* **RECORDS FOR THE TASK**
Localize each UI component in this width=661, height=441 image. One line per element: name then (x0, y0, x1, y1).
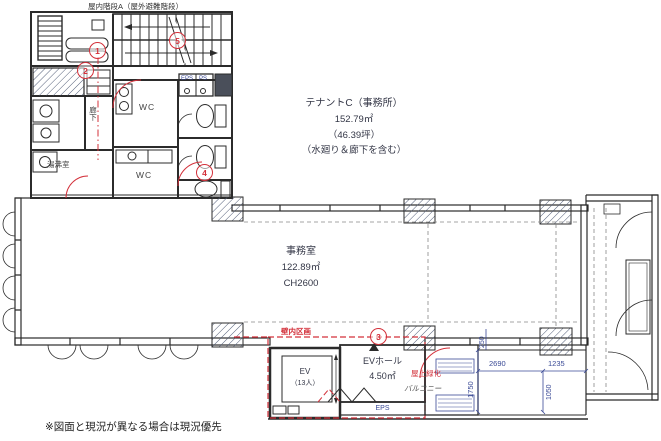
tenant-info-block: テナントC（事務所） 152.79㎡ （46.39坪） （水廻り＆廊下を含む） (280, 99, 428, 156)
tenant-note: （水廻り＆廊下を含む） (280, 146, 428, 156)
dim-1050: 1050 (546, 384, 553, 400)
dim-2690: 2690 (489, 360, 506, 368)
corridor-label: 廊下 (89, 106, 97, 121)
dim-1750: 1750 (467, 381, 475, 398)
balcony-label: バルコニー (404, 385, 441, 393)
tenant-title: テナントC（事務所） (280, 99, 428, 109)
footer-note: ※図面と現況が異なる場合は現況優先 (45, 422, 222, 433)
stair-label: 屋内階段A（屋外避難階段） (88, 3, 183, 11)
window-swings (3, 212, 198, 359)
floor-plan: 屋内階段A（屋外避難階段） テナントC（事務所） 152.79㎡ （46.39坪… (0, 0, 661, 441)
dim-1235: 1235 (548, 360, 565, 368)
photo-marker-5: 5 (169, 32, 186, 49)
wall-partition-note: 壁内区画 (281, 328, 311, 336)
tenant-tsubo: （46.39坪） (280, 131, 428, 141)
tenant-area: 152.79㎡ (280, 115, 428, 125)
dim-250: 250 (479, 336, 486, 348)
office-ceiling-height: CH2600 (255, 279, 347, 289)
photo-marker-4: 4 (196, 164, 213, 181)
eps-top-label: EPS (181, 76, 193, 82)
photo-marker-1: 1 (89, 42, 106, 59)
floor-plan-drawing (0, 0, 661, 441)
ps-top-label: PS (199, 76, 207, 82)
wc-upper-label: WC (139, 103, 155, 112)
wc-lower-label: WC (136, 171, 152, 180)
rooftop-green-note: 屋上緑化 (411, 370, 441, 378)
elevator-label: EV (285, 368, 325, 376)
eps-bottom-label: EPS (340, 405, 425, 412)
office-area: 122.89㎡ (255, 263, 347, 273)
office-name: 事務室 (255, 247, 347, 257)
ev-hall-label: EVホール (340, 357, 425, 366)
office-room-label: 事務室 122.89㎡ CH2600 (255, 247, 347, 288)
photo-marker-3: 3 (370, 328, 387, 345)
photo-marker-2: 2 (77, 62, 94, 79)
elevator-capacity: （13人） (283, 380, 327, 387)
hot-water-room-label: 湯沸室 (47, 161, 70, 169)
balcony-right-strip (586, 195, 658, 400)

* **EXERCISE DETAILS**
Rewrite every row above with "UI component" swapped for "floor-plan label", keeping everything else unchanged and leaving out the pictures.

* **ANSWER TO THE PROBLEM**
Localize each floor-plan label in this width=661, height=441 image. One line per element: name then (x0, y0, x1, y1).
tenant-info-block: テナントC（事務所） 152.79㎡ （46.39坪） （水廻り＆廊下を含む） (280, 99, 428, 156)
tenant-note: （水廻り＆廊下を含む） (280, 146, 428, 156)
dim-1050: 1050 (546, 384, 553, 400)
dim-2690: 2690 (489, 360, 506, 368)
corridor-label: 廊下 (89, 106, 97, 121)
dim-1750: 1750 (467, 381, 475, 398)
balcony-label: バルコニー (404, 385, 441, 393)
tenant-title: テナントC（事務所） (280, 99, 428, 109)
footer-note: ※図面と現況が異なる場合は現況優先 (45, 422, 222, 433)
stair-label: 屋内階段A（屋外避難階段） (88, 3, 183, 11)
window-swings (3, 212, 198, 359)
floor-plan: 屋内階段A（屋外避難階段） テナントC（事務所） 152.79㎡ （46.39坪… (0, 0, 661, 441)
dim-1235: 1235 (548, 360, 565, 368)
photo-marker-5: 5 (169, 32, 186, 49)
wall-partition-note: 壁内区画 (281, 328, 311, 336)
tenant-tsubo: （46.39坪） (280, 131, 428, 141)
tenant-area: 152.79㎡ (280, 115, 428, 125)
dim-250: 250 (479, 336, 486, 348)
office-ceiling-height: CH2600 (255, 279, 347, 289)
photo-marker-4: 4 (196, 164, 213, 181)
eps-top-label: EPS (181, 76, 193, 82)
photo-marker-1: 1 (89, 42, 106, 59)
floor-plan-drawing (0, 0, 661, 441)
ps-top-label: PS (199, 76, 207, 82)
wc-upper-label: WC (139, 103, 155, 112)
wc-lower-label: WC (136, 171, 152, 180)
rooftop-green-note: 屋上緑化 (411, 370, 441, 378)
elevator-label: EV (285, 368, 325, 376)
eps-bottom-label: EPS (340, 405, 425, 412)
office-area: 122.89㎡ (255, 263, 347, 273)
office-name: 事務室 (255, 247, 347, 257)
ev-hall-label: EVホール (340, 357, 425, 366)
office-room-label: 事務室 122.89㎡ CH2600 (255, 247, 347, 288)
photo-marker-3: 3 (370, 328, 387, 345)
photo-marker-2: 2 (77, 62, 94, 79)
elevator-capacity: （13人） (283, 380, 327, 387)
hot-water-room-label: 湯沸室 (47, 161, 70, 169)
balcony-right-strip (586, 195, 658, 400)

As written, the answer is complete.